Coordinate annotation rows —
--

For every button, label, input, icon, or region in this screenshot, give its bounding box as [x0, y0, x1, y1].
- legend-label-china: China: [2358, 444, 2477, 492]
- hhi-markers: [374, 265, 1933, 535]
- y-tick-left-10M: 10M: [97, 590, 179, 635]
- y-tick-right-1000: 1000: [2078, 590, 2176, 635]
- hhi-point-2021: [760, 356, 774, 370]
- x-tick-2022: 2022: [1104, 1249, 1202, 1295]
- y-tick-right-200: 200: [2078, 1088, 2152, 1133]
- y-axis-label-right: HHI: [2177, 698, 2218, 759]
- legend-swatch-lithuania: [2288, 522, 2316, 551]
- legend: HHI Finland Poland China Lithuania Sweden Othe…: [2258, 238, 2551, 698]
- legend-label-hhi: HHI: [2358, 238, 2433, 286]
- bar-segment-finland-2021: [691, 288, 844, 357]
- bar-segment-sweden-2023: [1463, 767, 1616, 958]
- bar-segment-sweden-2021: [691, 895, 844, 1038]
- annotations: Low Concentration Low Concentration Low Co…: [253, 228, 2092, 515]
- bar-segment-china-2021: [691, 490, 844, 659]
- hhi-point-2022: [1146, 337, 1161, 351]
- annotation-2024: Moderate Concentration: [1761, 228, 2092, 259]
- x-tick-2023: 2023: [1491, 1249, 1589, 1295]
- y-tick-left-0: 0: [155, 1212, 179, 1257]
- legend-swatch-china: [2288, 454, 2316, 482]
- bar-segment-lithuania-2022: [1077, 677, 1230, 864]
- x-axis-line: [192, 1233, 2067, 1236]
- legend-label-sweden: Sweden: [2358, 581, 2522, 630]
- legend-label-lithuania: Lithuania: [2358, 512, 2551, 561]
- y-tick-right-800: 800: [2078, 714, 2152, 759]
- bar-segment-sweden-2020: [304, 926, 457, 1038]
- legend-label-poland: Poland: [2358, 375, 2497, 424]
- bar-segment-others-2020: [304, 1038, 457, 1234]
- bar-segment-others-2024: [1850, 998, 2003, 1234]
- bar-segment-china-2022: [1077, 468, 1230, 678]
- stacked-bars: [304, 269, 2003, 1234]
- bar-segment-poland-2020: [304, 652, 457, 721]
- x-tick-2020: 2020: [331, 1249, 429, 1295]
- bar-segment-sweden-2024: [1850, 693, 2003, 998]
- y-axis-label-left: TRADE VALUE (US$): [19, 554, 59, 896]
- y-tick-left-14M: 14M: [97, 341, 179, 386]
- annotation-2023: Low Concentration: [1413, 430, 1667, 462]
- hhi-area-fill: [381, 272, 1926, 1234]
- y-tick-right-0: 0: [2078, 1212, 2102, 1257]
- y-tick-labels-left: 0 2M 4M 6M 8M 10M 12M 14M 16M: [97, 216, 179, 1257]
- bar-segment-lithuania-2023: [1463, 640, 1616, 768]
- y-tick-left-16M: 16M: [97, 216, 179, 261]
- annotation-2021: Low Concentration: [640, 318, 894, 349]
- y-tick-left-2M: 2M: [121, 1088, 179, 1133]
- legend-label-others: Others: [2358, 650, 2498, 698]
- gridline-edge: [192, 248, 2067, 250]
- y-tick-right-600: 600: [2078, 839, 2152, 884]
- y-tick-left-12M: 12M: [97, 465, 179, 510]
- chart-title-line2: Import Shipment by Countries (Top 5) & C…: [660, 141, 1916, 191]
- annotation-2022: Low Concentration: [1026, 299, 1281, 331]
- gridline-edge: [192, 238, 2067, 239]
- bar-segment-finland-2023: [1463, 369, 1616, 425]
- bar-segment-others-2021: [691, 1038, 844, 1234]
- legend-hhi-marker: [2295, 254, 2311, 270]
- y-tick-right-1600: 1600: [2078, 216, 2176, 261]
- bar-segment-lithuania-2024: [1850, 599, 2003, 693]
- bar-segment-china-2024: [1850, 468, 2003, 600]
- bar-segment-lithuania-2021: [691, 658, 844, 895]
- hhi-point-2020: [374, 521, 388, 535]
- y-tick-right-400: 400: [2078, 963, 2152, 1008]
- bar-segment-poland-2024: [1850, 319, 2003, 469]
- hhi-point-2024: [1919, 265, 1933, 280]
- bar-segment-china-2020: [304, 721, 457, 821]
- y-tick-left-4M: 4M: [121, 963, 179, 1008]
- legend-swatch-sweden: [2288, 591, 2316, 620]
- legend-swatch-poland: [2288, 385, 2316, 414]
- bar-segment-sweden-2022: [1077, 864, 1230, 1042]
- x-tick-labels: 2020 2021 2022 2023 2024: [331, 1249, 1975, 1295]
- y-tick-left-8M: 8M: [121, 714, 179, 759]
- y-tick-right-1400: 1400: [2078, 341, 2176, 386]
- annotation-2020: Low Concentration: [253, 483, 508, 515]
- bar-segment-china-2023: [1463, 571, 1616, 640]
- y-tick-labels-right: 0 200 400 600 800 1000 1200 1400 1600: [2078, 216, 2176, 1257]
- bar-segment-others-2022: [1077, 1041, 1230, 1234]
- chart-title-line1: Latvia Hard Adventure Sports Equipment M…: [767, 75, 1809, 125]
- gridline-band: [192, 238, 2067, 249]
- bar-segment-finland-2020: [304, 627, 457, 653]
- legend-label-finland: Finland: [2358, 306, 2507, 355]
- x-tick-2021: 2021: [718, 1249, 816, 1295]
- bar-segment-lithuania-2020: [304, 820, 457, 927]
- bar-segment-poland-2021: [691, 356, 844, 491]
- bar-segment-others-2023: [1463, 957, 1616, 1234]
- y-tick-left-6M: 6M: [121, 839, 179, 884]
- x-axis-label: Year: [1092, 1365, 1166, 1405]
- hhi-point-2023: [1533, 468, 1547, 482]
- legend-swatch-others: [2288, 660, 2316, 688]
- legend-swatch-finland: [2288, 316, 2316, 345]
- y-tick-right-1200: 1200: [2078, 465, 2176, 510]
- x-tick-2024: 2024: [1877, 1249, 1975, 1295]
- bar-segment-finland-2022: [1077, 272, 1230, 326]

--

STATED TASK — Copy the rows above verbatim, from the first row through the line containing "- legend: HHI", both included.

COMPLETE OUTPUT —
For every button, label, input, icon, or region in this screenshot, give its bounding box as [x0, y0, x1, y1].
- legend-label-china: China: [2358, 444, 2477, 492]
- hhi-markers: [374, 265, 1933, 535]
- y-tick-left-10M: 10M: [97, 590, 179, 635]
- y-tick-right-1000: 1000: [2078, 590, 2176, 635]
- hhi-point-2021: [760, 356, 774, 370]
- x-tick-2022: 2022: [1104, 1249, 1202, 1295]
- y-tick-right-200: 200: [2078, 1088, 2152, 1133]
- y-axis-label-right: HHI: [2177, 698, 2218, 759]
- legend-swatch-lithuania: [2288, 522, 2316, 551]
- legend: HHI Finland Poland China Lithuania Sweden Othe…: [2258, 238, 2551, 698]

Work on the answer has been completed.